__Exercise requirements__. Reproduce the data below in full and exclude every picture.

=== Provided records ===

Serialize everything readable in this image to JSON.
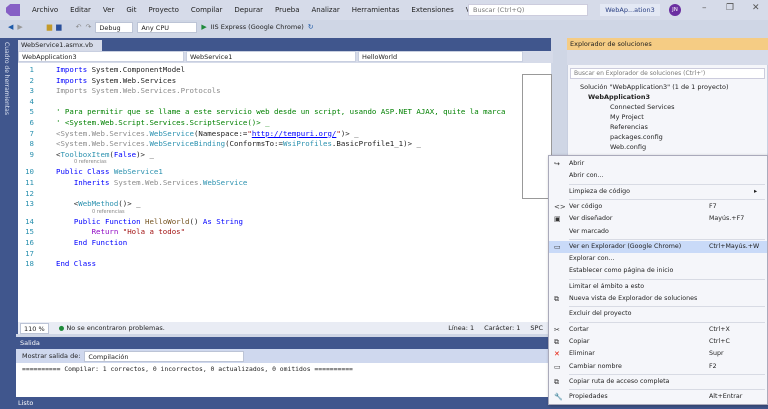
{
  "menubar": {
    "items": [
      "Archivo",
      "Editar",
      "Ver",
      "Git",
      "Proyecto",
      "Compilar",
      "Depurar",
      "Prueba",
      "Analizar",
      "Herramientas",
      "Extensiones",
      "Ventana",
      "Ayuda"
    ],
    "search_placeholder": "Buscar (Ctrl+Q)",
    "project": "WebAp...ation3",
    "avatar": "JN"
  },
  "toolbar": {
    "config": "Debug",
    "platform": "Any CPU",
    "run": "IIS Express (Google Chrome)"
  },
  "left_strip": "Cuadro de herramientas",
  "editor": {
    "tab": "WebService1.asmx.vb",
    "nav": [
      "WebApplication3",
      "WebService1",
      "HelloWorld"
    ],
    "lines": [
      {
        "n": "1",
        "html": "<span class='kw'>Imports</span> System.ComponentModel"
      },
      {
        "n": "2",
        "html": "<span class='kw'>Imports</span> System.Web.Services"
      },
      {
        "n": "3",
        "html": "<span class='gr'>Imports System.Web.Services.Protocols</span>"
      },
      {
        "n": "4",
        "html": ""
      },
      {
        "n": "5",
        "html": "<span class='cm'>' Para permitir que se llame a este servicio web desde un script, usando ASP.NET AJAX, quite la marca</span>"
      },
      {
        "n": "6",
        "html": "<span class='cm'>' &lt;System.Web.Script.Services.ScriptService()&gt; _</span>"
      },
      {
        "n": "7",
        "html": "<span class='gr'>&lt;System.Web.Services.</span><span class='ty'>WebService</span>(Namespace:=<span class='str'>\"</span><span class='lnk'>http://tempuri.org/</span><span class='str'>\"</span>)&gt; _"
      },
      {
        "n": "8",
        "html": "<span class='gr'>&lt;System.Web.Services.</span><span class='ty'>WebServiceBinding</span>(ConformsTo:=<span class='ty'>WsiProfiles</span>.BasicProfile1_1)&gt; _"
      },
      {
        "n": "9",
        "html": "&lt;<span class='ty'>ToolboxItem</span>(<span class='kw'>False</span>)&gt; _",
        "ref": "0 referencias"
      },
      {
        "n": "10",
        "html": "<span class='kw'>Public Class</span> <span class='ty'>WebService1</span>"
      },
      {
        "n": "11",
        "html": "    <span class='kw'>Inherits</span> <span class='gr'>System.Web.Services.</span><span class='ty'>WebService</span>"
      },
      {
        "n": "12",
        "html": ""
      },
      {
        "n": "13",
        "html": "    &lt;<span class='ty'>WebMethod</span>()&gt; _",
        "ref": "0 referencias"
      },
      {
        "n": "14",
        "html": "    <span class='kw'>Public Function</span> <span class='fn'>HelloWorld</span>() <span class='kw'>As String</span>"
      },
      {
        "n": "15",
        "html": "        <span class='ret'>Return</span> <span class='str'>\"Hola a todos\"</span>"
      },
      {
        "n": "16",
        "html": "    <span class='kw'>End Function</span>"
      },
      {
        "n": "17",
        "html": ""
      },
      {
        "n": "18",
        "html": "<span class='kw'>End Class</span>"
      }
    ],
    "status": {
      "zoom": "110 %",
      "problems": "No se encontraron problemas.",
      "line": "Línea: 1",
      "char": "Carácter: 1",
      "spc": "SPC"
    }
  },
  "output": {
    "title": "Salida",
    "show_label": "Mostrar salida de:",
    "source": "Compilación",
    "text": "========== Compilar: 1 correctos, 0 incorrectos, 0 actualizados, 0 omitidos =========="
  },
  "statusbar": {
    "text": "Listo"
  },
  "solution_explorer": {
    "title": "Explorador de soluciones",
    "search_placeholder": "Buscar en Explorador de soluciones (Ctrl+')",
    "tree": [
      "Solución \"WebApplication3\" (1 de 1 proyecto)",
      "WebApplication3",
      "Connected Services",
      "My Project",
      "Referencias",
      "packages.config",
      "Web.config"
    ]
  },
  "context_menu": [
    {
      "label": "Abrir",
      "icon": "open-icon",
      "sym": "↪"
    },
    {
      "label": "Abrir con..."
    },
    {
      "sep": true
    },
    {
      "label": "Limpieza de código",
      "sub": "▸"
    },
    {
      "sep": true
    },
    {
      "label": "Ver código",
      "icon": "code-icon",
      "sym": "<>",
      "shortcut": "F7"
    },
    {
      "label": "Ver diseñador",
      "icon": "designer-icon",
      "sym": "▣",
      "shortcut": "Mayús.+F7"
    },
    {
      "label": "Ver marcado"
    },
    {
      "sep": true
    },
    {
      "label": "Ver en Explorador (Google Chrome)",
      "icon": "browser-icon",
      "sym": "▭",
      "shortcut": "Ctrl+Mayús.+W",
      "highlight": true
    },
    {
      "label": "Explorar con..."
    },
    {
      "label": "Establecer como página de inicio"
    },
    {
      "sep": true
    },
    {
      "label": "Limitar el ámbito a esto"
    },
    {
      "label": "Nueva vista de Explorador de soluciones",
      "icon": "new-view-icon",
      "sym": "⧉"
    },
    {
      "sep": true
    },
    {
      "label": "Excluir del proyecto"
    },
    {
      "sep": true
    },
    {
      "label": "Cortar",
      "icon": "cut-icon",
      "sym": "✂",
      "shortcut": "Ctrl+X"
    },
    {
      "label": "Copiar",
      "icon": "copy-icon",
      "sym": "⧉",
      "shortcut": "Ctrl+C"
    },
    {
      "label": "Eliminar",
      "icon": "delete-icon",
      "sym": "✕",
      "shortcut": "Supr",
      "color": "#e51400"
    },
    {
      "label": "Cambiar nombre",
      "icon": "rename-icon",
      "sym": "▭",
      "shortcut": "F2"
    },
    {
      "sep": true
    },
    {
      "label": "Copiar ruta de acceso completa",
      "icon": "copy-path-icon",
      "sym": "⧉"
    },
    {
      "sep": true
    },
    {
      "label": "Propiedades",
      "icon": "wrench-icon",
      "sym": "🔧",
      "shortcut": "Alt+Entrar"
    }
  ]
}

===

__Output__.
Serialize everything readable in this image to JSON.
{
  "menubar": {
    "items": [
      "Archivo",
      "Editar",
      "Ver",
      "Git",
      "Proyecto",
      "Compilar",
      "Depurar",
      "Prueba",
      "Analizar",
      "Herramientas",
      "Extensiones",
      "Ventana",
      "Ayuda"
    ],
    "search_placeholder": "Buscar (Ctrl+Q)",
    "project": "WebAp...ation3",
    "avatar": "JN"
  },
  "toolbar": {
    "config": "Debug",
    "platform": "Any CPU",
    "run": "IIS Express (Google Chrome)"
  },
  "left_strip": "Cuadro de herramientas",
  "editor": {
    "tab": "WebService1.asmx.vb",
    "nav": [
      "WebApplication3",
      "WebService1",
      "HelloWorld"
    ],
    "lines": [
      {
        "n": "1",
        "html": "<span class='kw'>Imports</span> System.ComponentModel"
      },
      {
        "n": "2",
        "html": "<span class='kw'>Imports</span> System.Web.Services"
      },
      {
        "n": "3",
        "html": "<span class='gr'>Imports System.Web.Services.Protocols</span>"
      },
      {
        "n": "4",
        "html": ""
      },
      {
        "n": "5",
        "html": "<span class='cm'>' Para permitir que se llame a este servicio web desde un script, usando ASP.NET AJAX, quite la marca</span>"
      },
      {
        "n": "6",
        "html": "<span class='cm'>' &lt;System.Web.Script.Services.ScriptService()&gt; _</span>"
      },
      {
        "n": "7",
        "html": "<span class='gr'>&lt;System.Web.Services.</span><span class='ty'>WebService</span>(Namespace:=<span class='str'>\"</span><span class='lnk'>http://tempuri.org/</span><span class='str'>\"</span>)&gt; _"
      },
      {
        "n": "8",
        "html": "<span class='gr'>&lt;System.Web.Services.</span><span class='ty'>WebServiceBinding</span>(ConformsTo:=<span class='ty'>WsiProfiles</span>.BasicProfile1_1)&gt; _"
      },
      {
        "n": "9",
        "html": "&lt;<span class='ty'>ToolboxItem</span>(<span class='kw'>False</span>)&gt; _",
        "ref": "0 referencias"
      },
      {
        "n": "10",
        "html": "<span class='kw'>Public Class</span> <span class='ty'>WebService1</span>"
      },
      {
        "n": "11",
        "html": "    <span class='kw'>Inherits</span> <span class='gr'>System.Web.Services.</span><span class='ty'>WebService</span>"
      },
      {
        "n": "12",
        "html": ""
      },
      {
        "n": "13",
        "html": "    &lt;<span class='ty'>WebMethod</span>()&gt; _",
        "ref": "0 referencias"
      },
      {
        "n": "14",
        "html": "    <span class='kw'>Public Function</span> <span class='fn'>HelloWorld</span>() <span class='kw'>As String</span>"
      },
      {
        "n": "15",
        "html": "        <span class='ret'>Return</span> <span class='str'>\"Hola a todos\"</span>"
      },
      {
        "n": "16",
        "html": "    <span class='kw'>End Function</span>"
      },
      {
        "n": "17",
        "html": ""
      },
      {
        "n": "18",
        "html": "<span class='kw'>End Class</span>"
      }
    ],
    "status": {
      "zoom": "110 %",
      "problems": "No se encontraron problemas.",
      "line": "Línea: 1",
      "char": "Carácter: 1",
      "spc": "SPC"
    }
  },
  "output": {
    "title": "Salida",
    "show_label": "Mostrar salida de:",
    "source": "Compilación",
    "text": "========== Compilar: 1 correctos, 0 incorrectos, 0 actualizados, 0 omitidos =========="
  },
  "statusbar": {
    "text": "Listo"
  },
  "solution_explorer": {
    "title": "Explorador de soluciones",
    "search_placeholder": "Buscar en Explorador de soluciones (Ctrl+')",
    "tree": [
      "Solución \"WebApplication3\" (1 de 1 proyecto)",
      "WebApplication3",
      "Connected Services",
      "My Project",
      "Referencias",
      "packages.config",
      "Web.config"
    ]
  },
  "context_menu": [
    {
      "label": "Abrir",
      "icon": "open-icon",
      "sym": "↪"
    },
    {
      "label": "Abrir con..."
    },
    {
      "sep": true
    },
    {
      "label": "Limpieza de código",
      "sub": "▸"
    },
    {
      "sep": true
    },
    {
      "label": "Ver código",
      "icon": "code-icon",
      "sym": "<>",
      "shortcut": "F7"
    },
    {
      "label": "Ver diseñador",
      "icon": "designer-icon",
      "sym": "▣",
      "shortcut": "Mayús.+F7"
    },
    {
      "label": "Ver marcado"
    },
    {
      "sep": true
    },
    {
      "label": "Ver en Explorador (Google Chrome)",
      "icon": "browser-icon",
      "sym": "▭",
      "shortcut": "Ctrl+Mayús.+W",
      "highlight": true
    },
    {
      "label": "Explorar con..."
    },
    {
      "label": "Establecer como página de inicio"
    },
    {
      "sep": true
    },
    {
      "label": "Limitar el ámbito a esto"
    },
    {
      "label": "Nueva vista de Explorador de soluciones",
      "icon": "new-view-icon",
      "sym": "⧉"
    },
    {
      "sep": true
    },
    {
      "label": "Excluir del proyecto"
    },
    {
      "sep": true
    },
    {
      "label": "Cortar",
      "icon": "cut-icon",
      "sym": "✂",
      "shortcut": "Ctrl+X"
    },
    {
      "label": "Copiar",
      "icon": "copy-icon",
      "sym": "⧉",
      "shortcut": "Ctrl+C"
    },
    {
      "label": "Eliminar",
      "icon": "delete-icon",
      "sym": "✕",
      "shortcut": "Supr",
      "color": "#e51400"
    },
    {
      "label": "Cambiar nombre",
      "icon": "rename-icon",
      "sym": "▭",
      "shortcut": "F2"
    },
    {
      "sep": true
    },
    {
      "label": "Copiar ruta de acceso completa",
      "icon": "copy-path-icon",
      "sym": "⧉"
    },
    {
      "sep": true
    },
    {
      "label": "Propiedades",
      "icon": "wrench-icon",
      "sym": "🔧",
      "shortcut": "Alt+Entrar"
    }
  ]
}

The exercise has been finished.